ARTICLE:
Knowing the highest amount you could potentially borrow on a mortgage will help in any property search, especially if you are looking to buy a large home or in an expensive area.
Here, we look at the maximum mortgage you can get and what affects your ability to borrow as much as you can. We also investigate the different maximum amounts for various types of mortgages and remortgages.
What is the maximum mortgage you can get?
Providers have caps on the maximum amount they can extend regardless of an applicant’s income or circumstances. That cap will be set by the provider themselves, but the majority don’t lend above £5 million. Plus, while some lenders like Halifax do go up to £5 million, other well known lenders have much lower limits. The Co-operative, for example, doesn’t usually go above £1.5million.
If you need to borrow more than £5 million, you’ll need a specialist lender. For example, Natwest for Intermediaries go to £10 million but you’ll need a broker for access.
If you’re looking to borrow at much lower levels, but want to maximise what you are eligible for, a good rule of thumb is that the majority of providers use an income multiplier of 4.5. However, lenders have different approaches to calculating the maximum amount they are willing to offer. So, you may find that you are eligible for mortgages that equate to, 5 times or even 6 times your income with the right provider.

ENTRIES PROVIDED:
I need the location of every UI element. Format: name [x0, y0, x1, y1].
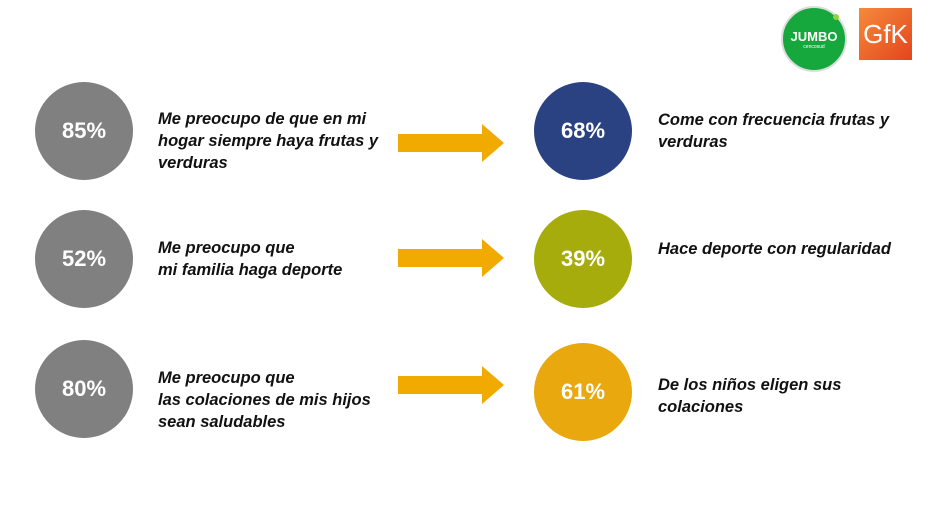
right-stat-circle: 39%	[534, 210, 632, 308]
right-statement: Come con frecuencia frutas y verduras	[658, 111, 890, 151]
left-stat-circle: 80%	[35, 340, 133, 438]
right-stat-circle: 68%	[534, 82, 632, 180]
left-stat-circle: 85%	[35, 82, 133, 180]
left-statement: Me preocupo que mi familia haga deporte	[158, 239, 343, 279]
right-statement: De los niños eligen sus colaciones	[658, 376, 842, 416]
arrow-icon	[398, 239, 504, 277]
right-statement: Hace deporte con regularidad	[658, 240, 891, 258]
arrow-icon	[398, 366, 504, 404]
jumbo-logo: JUMBO cencosud	[781, 6, 847, 72]
gfk-logo: GfK	[859, 8, 912, 60]
right-stat-circle: 61%	[534, 343, 632, 441]
left-statement: Me preocupo que las colaciones de mis hi…	[158, 369, 371, 431]
left-stat-circle: 52%	[35, 210, 133, 308]
left-statement: Me preocupo de que en mi hogar siempre h…	[158, 110, 379, 172]
arrow-icon	[398, 124, 504, 162]
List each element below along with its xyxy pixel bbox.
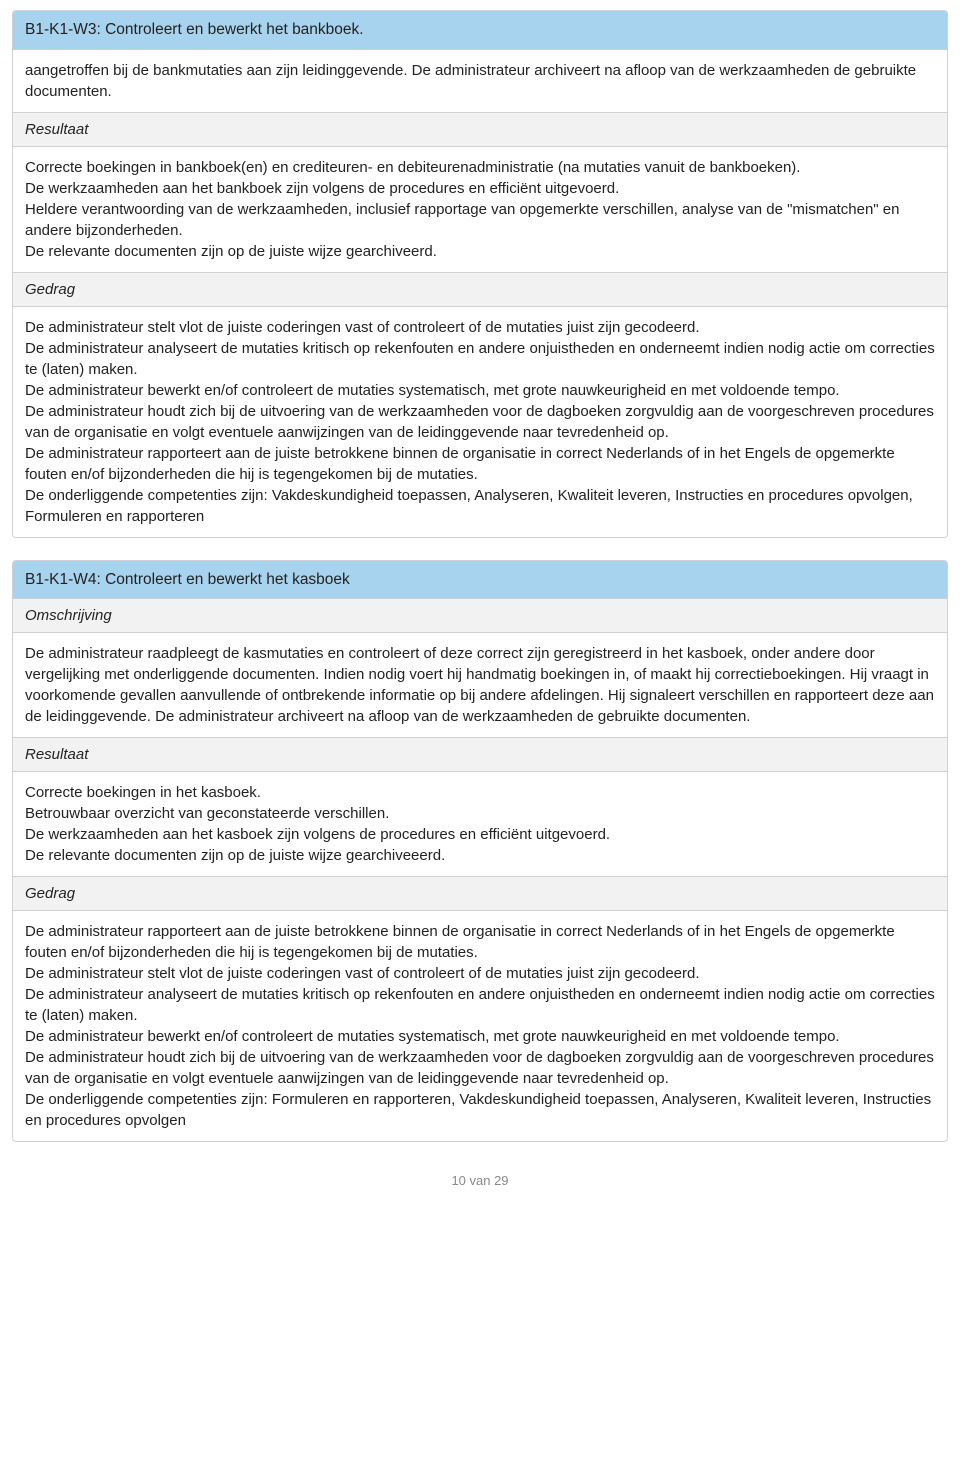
label-gedrag: Gedrag <box>13 877 947 911</box>
label-resultaat: Resultaat <box>13 738 947 772</box>
resultaat-text: Correcte boekingen in het kasboek.Betrou… <box>25 782 935 866</box>
resultaat-content: Correcte boekingen in het kasboek.Betrou… <box>13 772 947 877</box>
section-intro: aangetroffen bij de bankmutaties aan zij… <box>13 50 947 113</box>
resultaat-content: Correcte boekingen in bankboek(en) en cr… <box>13 147 947 273</box>
label-gedrag: Gedrag <box>13 273 947 307</box>
resultaat-text: Correcte boekingen in bankboek(en) en cr… <box>25 157 935 262</box>
section-title: B1-K1-W3: Controleert en bewerkt het ban… <box>13 11 947 50</box>
intro-text: aangetroffen bij de bankmutaties aan zij… <box>25 60 935 102</box>
label-omschrijving: Omschrijving <box>13 599 947 633</box>
gedrag-content: De administrateur stelt vlot de juiste c… <box>13 307 947 537</box>
section-title: B1-K1-W4: Controleert en bewerkt het kas… <box>13 561 947 600</box>
gedrag-content: De administrateur rapporteert aan de jui… <box>13 911 947 1141</box>
omschrijving-content: De administrateur raadpleegt de kasmutat… <box>13 633 947 738</box>
omschrijving-text: De administrateur raadpleegt de kasmutat… <box>25 643 935 727</box>
page-footer: 10 van 29 <box>12 1172 948 1190</box>
section-b1k1w3: B1-K1-W3: Controleert en bewerkt het ban… <box>12 10 948 538</box>
gedrag-text: De administrateur rapporteert aan de jui… <box>25 921 935 1089</box>
label-resultaat: Resultaat <box>13 113 947 147</box>
gedrag-text: De administrateur stelt vlot de juiste c… <box>25 317 935 485</box>
section-b1k1w4: B1-K1-W4: Controleert en bewerkt het kas… <box>12 560 948 1143</box>
competencies-text: De onderliggende competenties zijn: Form… <box>25 1089 935 1131</box>
competencies-text: De onderliggende competenties zijn: Vakd… <box>25 485 935 527</box>
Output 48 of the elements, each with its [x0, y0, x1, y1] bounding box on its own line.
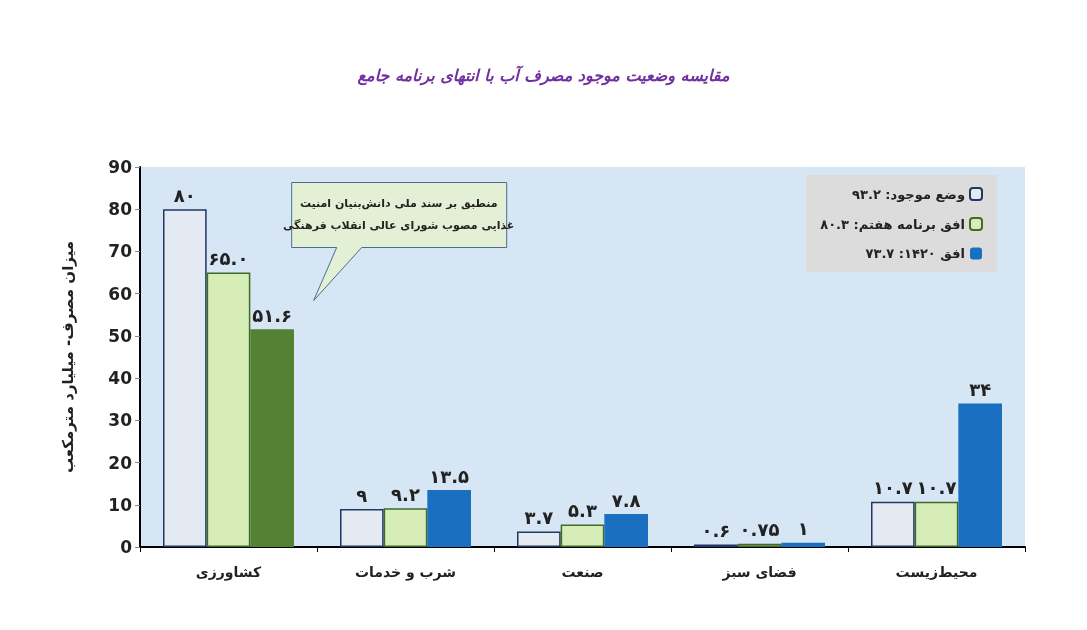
data-label: ۳.۷ — [524, 506, 554, 528]
data-label: ۸۰ — [173, 184, 196, 206]
x-tick-label: فضای سبز — [721, 564, 797, 581]
legend-label: وضع موجود: ۹۳.۲ — [852, 186, 965, 202]
data-label: ۱۰.۷ — [916, 477, 957, 499]
x-tick-label: محیط‌زیست — [895, 564, 978, 580]
data-label: ۶۵.۰ — [208, 248, 249, 270]
bar — [604, 514, 648, 547]
y-tick-label: 10 — [108, 494, 133, 515]
bar — [914, 501, 959, 547]
data-label: ۹ — [356, 484, 368, 506]
data-label: ۰.۶ — [701, 519, 731, 541]
legend-label: افق ۱۴۲۰: ۷۳.۷ — [865, 246, 965, 261]
data-label: ۵۱.۶ — [252, 304, 293, 326]
bar — [958, 403, 1002, 547]
data-label: ۱۰.۷ — [872, 477, 913, 499]
x-tick-label: شرب و خدمات — [354, 564, 457, 581]
bar — [383, 508, 428, 547]
data-label: ۵.۳ — [568, 500, 597, 522]
y-tick-label: 90 — [108, 157, 133, 177]
chart-title: مقایسه وضعیت موجود مصرف آب با انتهای برنامه جامع — [357, 64, 730, 86]
data-label: ۱۳.۵ — [429, 465, 470, 487]
y-axis-title: میزان مصرف- میلیارد مترمکعب — [58, 240, 77, 474]
y-tick-label: 30 — [108, 410, 133, 431]
y-tick-label: 50 — [108, 325, 133, 346]
y-tick-label: 80 — [108, 199, 133, 220]
bar — [340, 509, 384, 547]
bar — [427, 490, 471, 547]
y-tick-label: 0 — [120, 537, 133, 557]
bar — [871, 501, 915, 547]
bar — [781, 542, 825, 547]
data-label: ۹.۲ — [391, 483, 420, 505]
legend-label: افق برنامه هفتم: ۸۰.۳ — [820, 216, 965, 232]
bar — [206, 272, 251, 547]
bar — [163, 209, 207, 547]
y-tick-label: 60 — [108, 283, 133, 304]
data-label: ۰.۷۵ — [739, 519, 780, 541]
bar — [517, 531, 561, 547]
data-label: ۱ — [797, 518, 809, 540]
data-label: ۷.۸ — [611, 489, 641, 511]
y-tick-label: 20 — [108, 452, 133, 473]
y-tick-label: 70 — [108, 241, 133, 262]
data-label: ۳۴ — [969, 378, 992, 400]
y-tick-label: 40 — [108, 368, 133, 389]
bar — [560, 524, 605, 547]
x-tick-label: کشاورزی — [195, 564, 263, 581]
bar — [250, 329, 294, 547]
x-tick-label: صنعت — [561, 564, 604, 580]
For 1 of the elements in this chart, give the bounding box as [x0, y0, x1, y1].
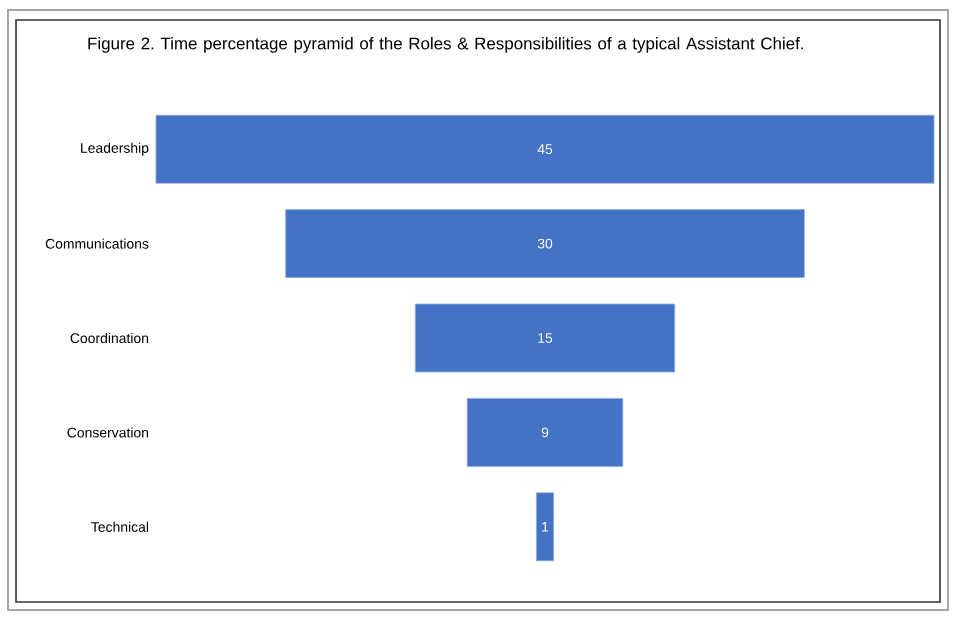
text: Figure 2. Time percentage pyramid of the Roles & Responsibilities of a typical Assistant Chief.: [88, 37, 803, 53]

WHAT TO DO:
[1] Name every mortgage lender mentioned in the article on maximum mortgage amounts.
[2] Carry the article on maximum mortgage amounts forward from its last sentence.
The listing is separate material, unrelated to the article on maximum mortgage amounts.

TASK-BY-TASK ANSWERS:
[1] Halifax, The Co-operative, Natwest for Intermediaries

[2]
Below shows how different multiple incomes can affect the maximum mortgage you can get.
|Income||3x Income||4x Income||5x Income||6x Income|
Mortgages that use higher multiples can be more difficult to be accepted for, though. Your eligibility for borrowing even at 4.5 times will be affected by several factors including the following:
Lenders conduct an affordability assessment to ascertain how much you can afford to borrow. That means they look at your expenditure in terms of regular outgoings such as outstanding debt repayments or school fees. There’s no set amount of outgoings that automatically disqualifies you from a mortgage as this is always offset against your income, but the higher your expenditure, the less a provider is likely to lend to you.
Most lenders require a minimum deposit of 10%. However, putting down more so your loan-to-value ratio (LTV) comes down can indirectly increase your maximum borrowing. Not only does this increase the number of lenders and deals available to you, it also means they will often extend a lower interest rate making your repayments cheaper.
How your credit history might affect things
Having a poor credit history may indirectly impact the amount you are able to secure as there will be fewer approachable lenders. Bad credit mortgages are definitely possible to secure, but there may be fewer providers happy to extend you a mortgage meaning you have fewer options with which to maximise your borrowing.
Additionally, to compensate for the perceived higher risk of the loan, providers may only offer you higher interest rates. As a consequence, you may have to borrow less for your repayments to be affordable.
Head to our credit reports hub to find out how to download your credit reports for free.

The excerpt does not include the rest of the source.